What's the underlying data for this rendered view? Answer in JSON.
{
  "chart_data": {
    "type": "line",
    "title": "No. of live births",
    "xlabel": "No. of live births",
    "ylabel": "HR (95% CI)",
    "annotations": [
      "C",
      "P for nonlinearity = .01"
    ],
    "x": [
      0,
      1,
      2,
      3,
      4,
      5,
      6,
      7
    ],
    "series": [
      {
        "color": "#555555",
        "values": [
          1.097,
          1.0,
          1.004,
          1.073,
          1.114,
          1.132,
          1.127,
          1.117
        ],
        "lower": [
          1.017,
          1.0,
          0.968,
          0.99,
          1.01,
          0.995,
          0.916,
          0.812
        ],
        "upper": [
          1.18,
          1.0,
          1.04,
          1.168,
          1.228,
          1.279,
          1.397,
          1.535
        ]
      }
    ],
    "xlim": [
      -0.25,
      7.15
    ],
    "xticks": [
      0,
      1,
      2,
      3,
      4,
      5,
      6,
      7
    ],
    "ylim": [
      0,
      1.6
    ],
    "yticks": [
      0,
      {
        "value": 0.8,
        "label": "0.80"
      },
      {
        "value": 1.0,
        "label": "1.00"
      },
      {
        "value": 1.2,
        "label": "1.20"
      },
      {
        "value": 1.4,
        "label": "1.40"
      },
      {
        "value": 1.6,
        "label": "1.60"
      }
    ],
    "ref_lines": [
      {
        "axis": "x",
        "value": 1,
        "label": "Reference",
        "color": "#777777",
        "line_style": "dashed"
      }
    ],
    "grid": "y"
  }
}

--

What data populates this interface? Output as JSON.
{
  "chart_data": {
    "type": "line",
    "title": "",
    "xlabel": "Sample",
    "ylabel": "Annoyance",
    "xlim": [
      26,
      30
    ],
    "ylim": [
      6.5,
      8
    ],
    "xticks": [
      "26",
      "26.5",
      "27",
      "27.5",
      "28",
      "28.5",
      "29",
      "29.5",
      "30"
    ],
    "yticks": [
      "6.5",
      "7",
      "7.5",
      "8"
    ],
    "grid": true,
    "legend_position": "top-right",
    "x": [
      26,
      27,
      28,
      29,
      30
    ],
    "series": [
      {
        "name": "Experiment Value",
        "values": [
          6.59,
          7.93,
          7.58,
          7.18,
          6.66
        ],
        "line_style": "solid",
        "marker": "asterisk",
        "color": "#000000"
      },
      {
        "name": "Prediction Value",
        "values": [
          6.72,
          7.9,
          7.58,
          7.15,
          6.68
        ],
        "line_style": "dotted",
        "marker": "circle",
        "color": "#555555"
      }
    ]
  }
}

### Problem requirements
Look through the material above and work out how many of its lines contain "this". State the number only.

### Finished exercise
2